> **Aim**
Pick out the lines below that contain the string "电子布零库存" and copy them all.

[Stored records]
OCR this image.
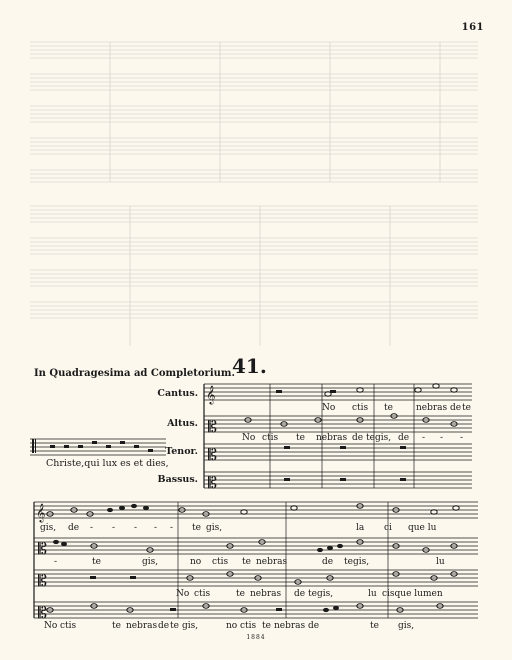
161
41.
In Quadragesima ad Completorium.
Cantus.
Altus.
Tenor.
Bassus.
Christe,qui lux es et dies,
𝄞
𝄡
𝄡
𝄡
No ctis te	nebras de te
No ctis te nebras de tegis, de - - -
𝄞
𝄡
𝄡
𝄡
gis, de - - - - - te gis,	la ci que lu
-	te	gis,	no ctis te nebras	de tegis,	lu
No ctis	te nebras de tegis,	lu cisque lumen
No ctis	te nebras de te gis,	no ctis te nebras de	te gis,
1884
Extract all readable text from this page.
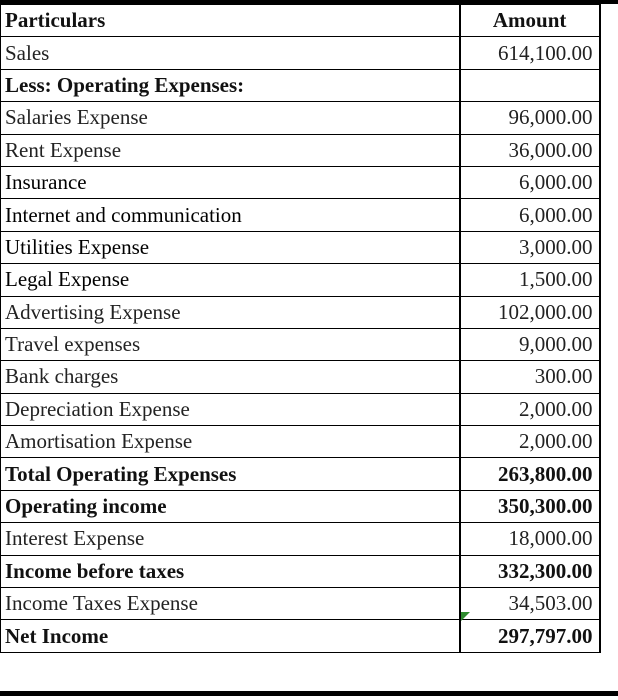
Particulars	Amount	
Sales	614,100.00	
Less: Operating Expenses:		
Salaries Expense	96,000.00	
Rent Expense	36,000.00	
Insurance	6,000.00	
Internet and communication	6,000.00	
Utilities Expense	3,000.00	
Legal Expense	1,500.00	
Advertising Expense	102,000.00	
Travel expenses	9,000.00	
Bank charges	300.00	
Depreciation Expense	2,000.00	
Amortisation Expense	2,000.00	
Total Operating Expenses	263,800.00	
Operating income	350,300.00	
Interest Expense	18,000.00	
Income before taxes	332,300.00	
Income Taxes Expense	34,503.00	
Net Income	297,797.00	
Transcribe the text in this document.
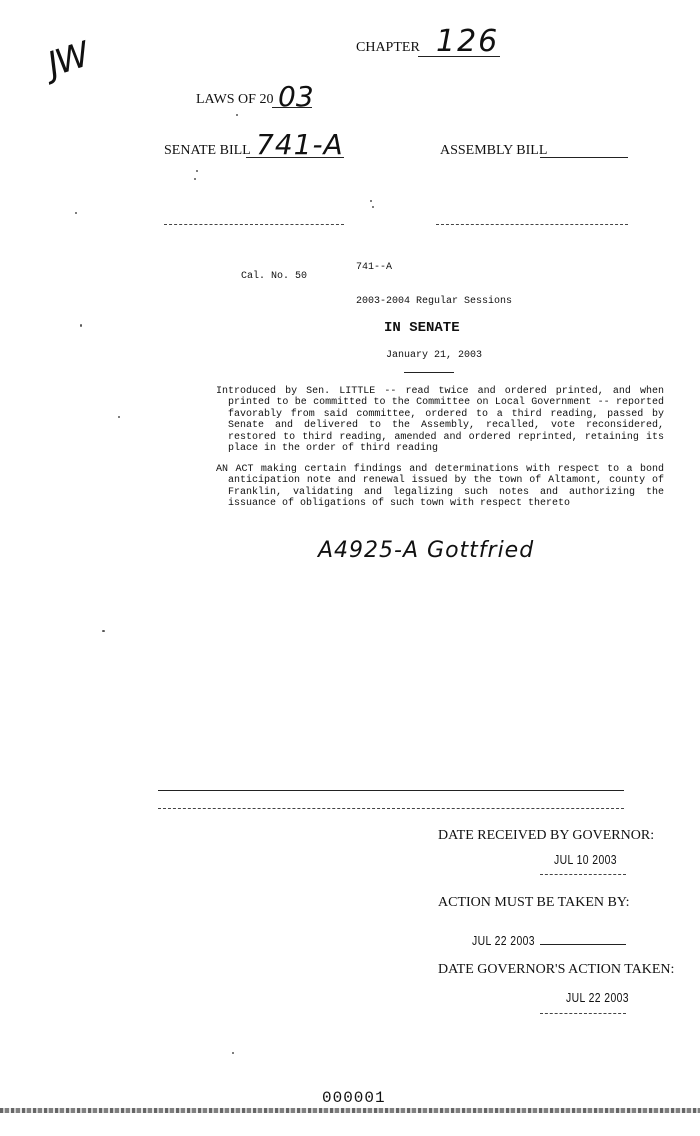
JW	CHAPTER 126
LAWS OF 20 03
SENATE BILL 741-A	ASSEMBLY BILL
741--A
Cal. No. 50
2003-2004 Regular Sessions
IN SENATE
January 21, 2003
Introduced by Sen. LITTLE -- read twice and ordered printed, and when printed to be committed to the Committee on Local Government -- reported favorably from said committee, ordered to a third reading, passed by Senate and delivered to the Assembly, recalled, vote reconsidered, restored to third reading, amended and ordered reprinted, retaining its place in the order of third reading
AN ACT making certain findings and determinations with respect to a bond anticipation note and renewal issued by the town of Altamont, county of Franklin, validating and legalizing such notes and authorizing the issuance of obligations of such town with respect thereto
A4925-A Gottfried
DATE RECEIVED BY GOVERNOR:
JUL 10 2003
ACTION MUST BE TAKEN BY:
JUL 22 2003
DATE GOVERNOR'S ACTION TAKEN:
JUL 22 2003
000001
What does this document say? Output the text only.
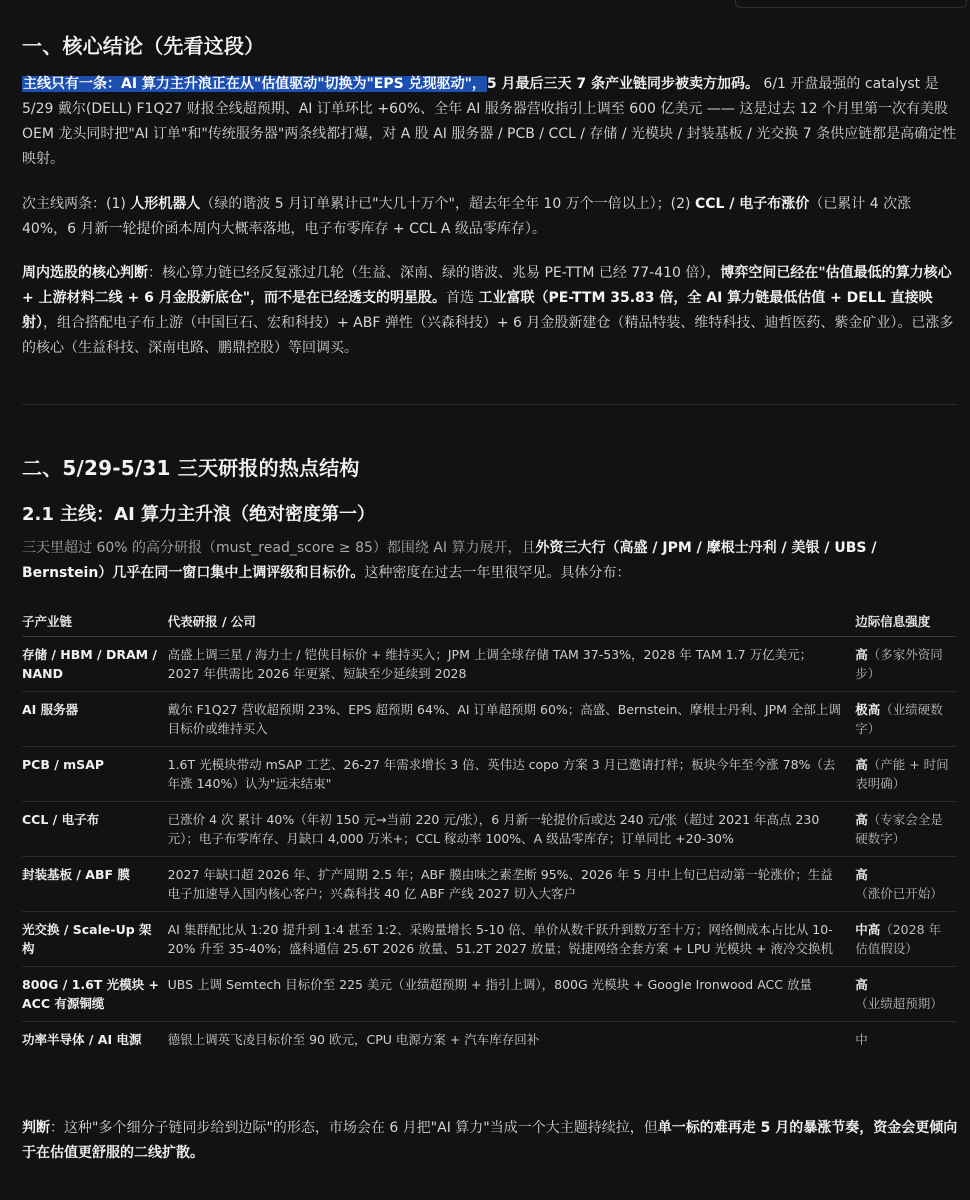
一、核心结论（先看这段）

主线只有一条：AI 算力主升浪正在从"估值驱动"切换为"EPS 兑现驱动"，5 月最后三天 7 条产业链同步被卖方加码。 6/1 开盘最强的 catalyst 是 5/29 戴尔(DELL) F1Q27 财报全线超预期、AI 订单环比 +60%、全年 AI 服务器营收指引上调至 600 亿美元 —— 这是过去 12 个月里第一次有美股 OEM 龙头同时把"AI 订单"和"传统服务器"两条线都打爆，对 A 股 AI 服务器 / PCB / CCL / 存储 / 光模块 / 封装基板 / 光交换 7 条供应链都是高确定性映射。

次主线两条：(1) 人形机器人（绿的谐波 5 月订单累计已"大几十万个"，超去年全年 10 万个一倍以上）；(2) CCL / 电子布涨价（已累计 4 次涨 40%，6 月新一轮提价函本周内大概率落地，电子布零库存 + CCL A 级品零库存）。

周内选股的核心判断：核心算力链已经反复涨过几轮（生益、深南、绿的谐波、兆易 PE-TTM 已经 77-410 倍），博弈空间已经在"估值最低的算力核心 + 上游材料二线 + 6 月金股新底仓"，而不是在已经透支的明星股。首选 工业富联（PE-TTM 35.83 倍，全 AI 算力链最低估值 + DELL 直接映射），组合搭配电子布上游（中国巨石、宏和科技）+ ABF 弹性（兴森科技）+ 6 月金股新建仓（精品特装、维特科技、迪哲医药、紫金矿业）。已涨多的核心（生益科技、深南电路、鹏鼎控股）等回调买。

二、5/29-5/31 三天研报的热点结构
2.1 主线：AI 算力主升浪（绝对密度第一）

三天里超过 60% 的高分研报（must_read_score ≥ 85）都围绕 AI 算力展开，且外资三大行（高盛 / JPM / 摩根士丹利 / 美银 / UBS / Bernstein）几乎在同一窗口集中上调评级和目标价。这种密度在过去一年里很罕见。具体分布：

子产业链	代表研报 / 公司	边际信息强度
存储 / HBM / DRAM / NAND	高盛上调三星 / 海力士 / 铠侠目标价 + 维持买入；JPM 上调全球存储 TAM 37-53%，2028 年 TAM 1.7 万亿美元；2027 年供需比 2026 年更紧、短缺至少延续到 2028	高（多家外资同步）
AI 服务器	戴尔 F1Q27 营收超预期 23%、EPS 超预期 64%、AI 订单超预期 60%；高盛、Bernstein、摩根士丹利、JPM 全部上调目标价或维持买入	极高（业绩硬数字）
PCB / mSAP	1.6T 光模块带动 mSAP 工艺、26-27 年需求增长 3 倍、英伟达 copo 方案 3 月已邀请打样；板块今年至今涨 78%（去年涨 140%）认为"远未结束"	高（产能 + 时间表明确）
CCL / 电子布	已涨价 4 次 累计 40%（年初 150 元→当前 220 元/张），6 月新一轮提价后或达 240 元/张（超过 2021 年高点 230 元）；电子布零库存、月缺口 4,000 万米+；CCL 稼动率 100%、A 级品零库存；订单同比 +20-30%	高（专家会全是硬数字）
封装基板 / ABF 膜	2027 年缺口超 2026 年、扩产周期 2.5 年；ABF 膜由味之素垄断 95%、2026 年 5 月中上旬已启动第一轮涨价；生益电子加速导入国内核心客户；兴森科技 40 亿 ABF 产线 2027 切入大客户	高（涨价已开始）
光交换 / Scale-Up 架构	AI 集群配比从 1:20 提升到 1:4 甚至 1:2、采购量增长 5-10 倍、单价从数千跃升到数万至十万；网络侧成本占比从 10-20% 升至 35-40%；盛科通信 25.6T 2026 放量、51.2T 2027 放量；锐捷网络全套方案 + LPU 光模块 + 液冷交换机	中高（2028 年估值假设）
800G / 1.6T 光模块 + ACC 有源铜缆	UBS 上调 Semtech 目标价至 225 美元（业绩超预期 + 指引上调），800G 光模块 + Google Ironwood ACC 放量	高（业绩超预期）
功率半导体 / AI 电源	德银上调英飞凌目标价至 90 欧元，CPU 电源方案 + 汽车库存回补	中

判断：这种"多个细分子链同步给到边际"的形态，市场会在 6 月把"AI 算力"当成一个大主题持续拉，但单一标的难再走 5 月的暴涨节奏，资金会更倾向于在估值更舒服的二线扩散。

> **Task output**
次主线两条：(1) 人形机器人（绿的谐波 5 月订单累计已"大几十万个"，超去年全年 10 万个一倍以上）；(2) CCL / 电子布涨价（已累计 4 次涨 40%，6 月新一轮提价函本周内大概率落地，电子布零库存 + CCL A 级品零库存）。
CCL / 电子布	已涨价 4 次 累计 40%（年初 150 元→当前 220 元/张），6 月新一轮提价后或达 240 元/张（超过 2021 年高点 230 元）；电子布零库存、月缺口 4,000 万米+；CCL 稼动率 100%、A 级品零库存；订单同比 +20-30%	高（专家会全是硬数字）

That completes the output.